start EXERCISE MATERIALS

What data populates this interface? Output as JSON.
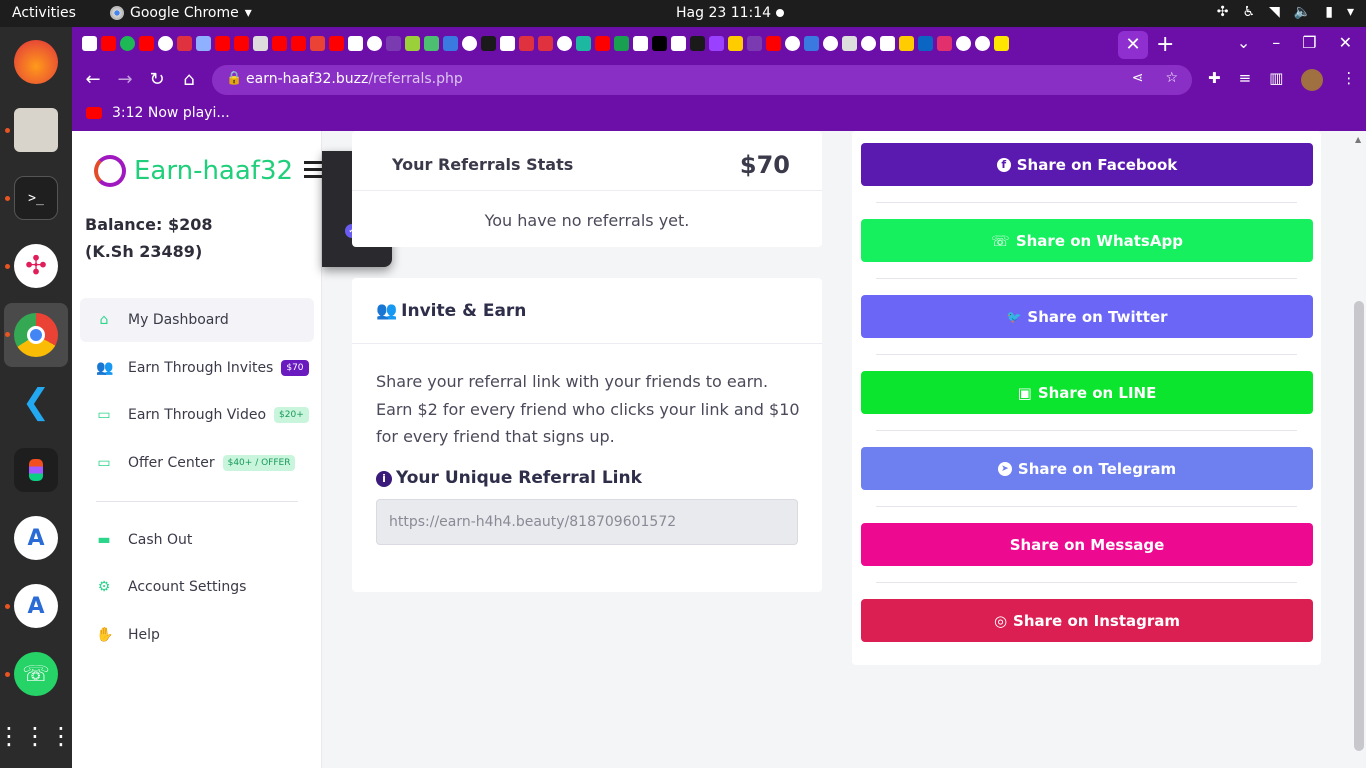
{
  "os": {
    "activities": "Activities",
    "app_name": "Google Chrome",
    "clock": "Hag 23  11:14"
  },
  "browser": {
    "url_host": "earn-haaf32.buzz",
    "url_path": "/referrals.php",
    "bookmark_label": "3:12 Now playi..."
  },
  "sidebar": {
    "brand": "Earn-haaf32",
    "balance_line1": "Balance: $208",
    "balance_line2": "(K.Sh 23489)",
    "items": [
      {
        "label": "My Dashboard",
        "icon": "home-icon"
      },
      {
        "label": "Earn Through Invites",
        "icon": "users-icon",
        "badge": "$70"
      },
      {
        "label": "Earn Through Video",
        "icon": "money-icon",
        "badge": "$20+"
      },
      {
        "label": "Offer Center",
        "icon": "money-icon",
        "badge": "$40+ / OFFER"
      },
      {
        "label": "Cash Out",
        "icon": "wallet-icon"
      },
      {
        "label": "Account Settings",
        "icon": "cogs-icon"
      },
      {
        "label": "Help",
        "icon": "handshake-icon"
      }
    ]
  },
  "stats": {
    "title": "Your Referrals Stats",
    "amount": "$70",
    "empty_text": "You have no referrals yet."
  },
  "invite": {
    "title": "Invite & Earn",
    "text": "Share your referral link with your friends to earn. Earn $2 for every friend who clicks your link and $10 for every friend that signs up.",
    "link_title": "Your Unique Referral Link",
    "link_value": "https://earn-h4h4.beauty/818709601572"
  },
  "share": {
    "buttons": [
      {
        "label": "Share on Facebook",
        "color": "#5a1ab0",
        "icon": "f"
      },
      {
        "label": "Share on WhatsApp",
        "color": "#16f05e",
        "icon": "☏"
      },
      {
        "label": "Share on Twitter",
        "color": "#6b66f5",
        "icon": "🐦"
      },
      {
        "label": "Share on LINE",
        "color": "#0be52e",
        "icon": "▣"
      },
      {
        "label": "Share on Telegram",
        "color": "#6e7ff0",
        "icon": "➤"
      },
      {
        "label": "Share on Message",
        "color": "#ed0a90",
        "icon": ""
      },
      {
        "label": "Share on Instagram",
        "color": "#dc1f52",
        "icon": "◎"
      }
    ]
  }
}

end EXERCISE MATERIALS

PROMPT — Read the data above. Pull out each line in which the string "Through" appears.

THE OUTPUT —
        "label": "Earn Through Invites",
        "label": "Earn Through Video",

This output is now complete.